- **Exercise aim**
Word for word, transcribe the lines below and drop the pictures.

[Figure data in JSON]

%%

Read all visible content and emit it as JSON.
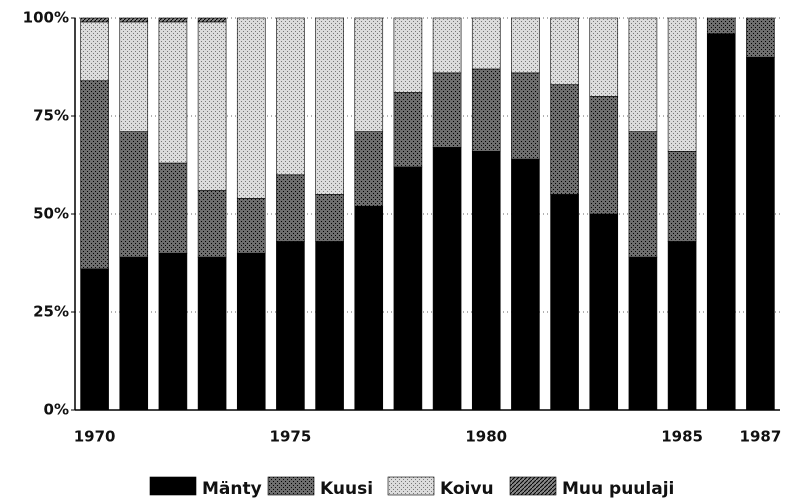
{
  "chart_data": {
    "type": "stacked_bar",
    "categories": [
      "1970",
      null,
      null,
      null,
      null,
      "1975",
      null,
      null,
      null,
      null,
      "1980",
      null,
      null,
      null,
      null,
      "1985",
      null,
      "1987"
    ],
    "series": [
      {
        "name": "Mänty",
        "color": "#000000",
        "values": [
          36,
          39,
          40,
          39,
          40,
          43,
          43,
          52,
          62,
          67,
          66,
          64,
          55,
          50,
          39,
          43,
          96,
          90
        ]
      },
      {
        "name": "Kuusi",
        "color": "#6e6e6e",
        "values": [
          48,
          32,
          23,
          17,
          14,
          17,
          12,
          19,
          19,
          19,
          21,
          22,
          28,
          30,
          32,
          23,
          4,
          10
        ]
      },
      {
        "name": "Koivu",
        "color": "#dcdcdc",
        "values": [
          15,
          28,
          36,
          43,
          46,
          40,
          45,
          29,
          19,
          14,
          13,
          14,
          17,
          20,
          29,
          34,
          0,
          0
        ]
      },
      {
        "name": "Muu puulaji",
        "color": "#8a8a8a",
        "values": [
          1,
          1,
          1,
          1,
          0,
          0,
          0,
          0,
          0,
          0,
          0,
          0,
          0,
          0,
          0,
          0,
          0,
          0
        ]
      }
    ],
    "ylim": [
      0,
      100
    ],
    "yticks": [
      {
        "value": 0,
        "label": "0%"
      },
      {
        "value": 25,
        "label": "25%"
      },
      {
        "value": 50,
        "label": "50%"
      },
      {
        "value": 75,
        "label": "75%"
      },
      {
        "value": 100,
        "label": "100%"
      }
    ],
    "grid": true,
    "legend": "bottom"
  }
}
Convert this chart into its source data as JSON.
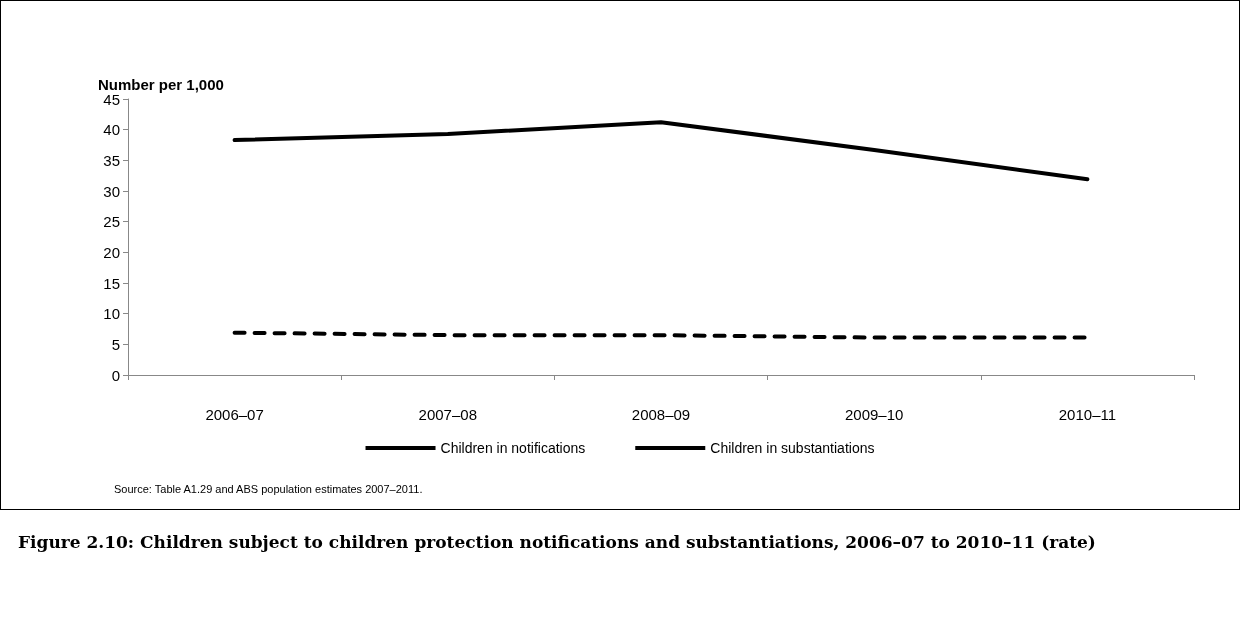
{
  "chart_data": {
    "type": "line",
    "title": "Figure 2.10: Children subject to children protection notifications and substantiations, 2006–07 to 2010–11 (rate)",
    "ylabel": "Number per 1,000",
    "categories": [
      "2006–07",
      "2007–08",
      "2008–09",
      "2009–10",
      "2010–11"
    ],
    "series": [
      {
        "name": "Children in notifications",
        "color": "#000000",
        "line_style": "solid",
        "values": [
          38.3,
          39.3,
          41.2,
          36.7,
          31.9
        ]
      },
      {
        "name": "Children in substantiations",
        "color": "#000000",
        "line_style": "dashed",
        "values": [
          6.9,
          6.5,
          6.5,
          6.1,
          6.1
        ]
      }
    ],
    "ylim": [
      0,
      45
    ],
    "yticks": [
      0,
      5,
      10,
      15,
      20,
      25,
      30,
      35,
      40,
      45
    ],
    "grid": false,
    "legend": "bottom",
    "marker": "none",
    "annotations": [
      "Source: Table A1.29 and ABS population estimates 2007–2011."
    ]
  }
}
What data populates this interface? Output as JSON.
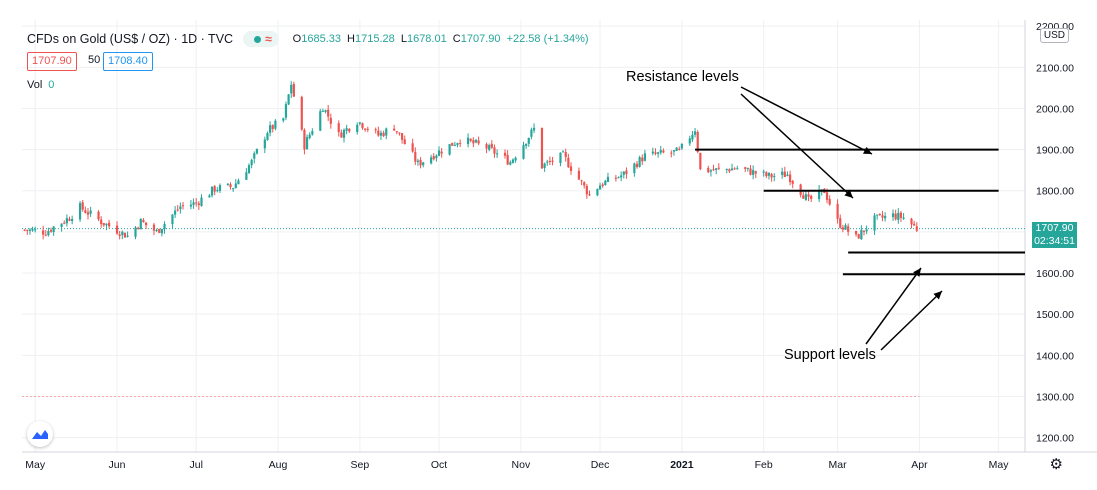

%%

- **Completed task**
Read all visible content and emit it as JSON.
{
  "chart_data": {
    "type": "stacked_bar",
    "categories": [
      "1970",
      null,
      null,
      null,
      null,
      "1975",
      null,
      null,
      null,
      null,
      "1980",
      null,
      null,
      null,
      null,
      "1985",
      null,
      "1987"
    ],
    "series": [
      {
        "name": "Mänty",
        "color": "#000000",
        "values": [
          36,
          39,
          40,
          39,
          40,
          43,
          43,
          52,
          62,
          67,
          66,
          64,
          55,
          50,
          39,
          43,
          96,
          90
        ]
      },
      {
        "name": "Kuusi",
        "color": "#6e6e6e",
        "values": [
          48,
          32,
          23,
          17,
          14,
          17,
          12,
          19,
          19,
          19,
          21,
          22,
          28,
          30,
          32,
          23,
          4,
          10
        ]
      },
      {
        "name": "Koivu",
        "color": "#dcdcdc",
        "values": [
          15,
          28,
          36,
          43,
          46,
          40,
          45,
          29,
          19,
          14,
          13,
          14,
          17,
          20,
          29,
          34,
          0,
          0
        ]
      },
      {
        "name": "Muu puulaji",
        "color": "#8a8a8a",
        "values": [
          1,
          1,
          1,
          1,
          0,
          0,
          0,
          0,
          0,
          0,
          0,
          0,
          0,
          0,
          0,
          0,
          0,
          0
        ]
      }
    ],
    "ylim": [
      0,
      100
    ],
    "yticks": [
      {
        "value": 0,
        "label": "0%"
      },
      {
        "value": 25,
        "label": "25%"
      },
      {
        "value": 50,
        "label": "50%"
      },
      {
        "value": 75,
        "label": "75%"
      },
      {
        "value": 100,
        "label": "100%"
      }
    ],
    "grid": true,
    "legend": "bottom"
  }
}
Convert this chart into its source data as JSON.
{
  "chart_data": {
    "type": "line",
    "title": "Figure 2.10: Children subject to children protection notifications and substantiations, 2006–07 to 2010–11 (rate)",
    "ylabel": "Number per 1,000",
    "categories": [
      "2006–07",
      "2007–08",
      "2008–09",
      "2009–10",
      "2010–11"
    ],
    "series": [
      {
        "name": "Children in notifications",
        "color": "#000000",
        "line_style": "solid",
        "values": [
          38.3,
          39.3,
          41.2,
          36.7,
          31.9
        ]
      },
      {
        "name": "Children in substantiations",
        "color": "#000000",
        "line_style": "dashed",
        "values": [
          6.9,
          6.5,
          6.5,
          6.1,
          6.1
        ]
      }
    ],
    "ylim": [
      0,
      45
    ],
    "yticks": [
      0,
      5,
      10,
      15,
      20,
      25,
      30,
      35,
      40,
      45
    ],
    "grid": false,
    "legend": "bottom",
    "marker": "none",
    "annotations": [
      "Source: Table A1.29 and ABS population estimates 2007–2011."
    ]
  }
}
What data populates this interface? Output as JSON.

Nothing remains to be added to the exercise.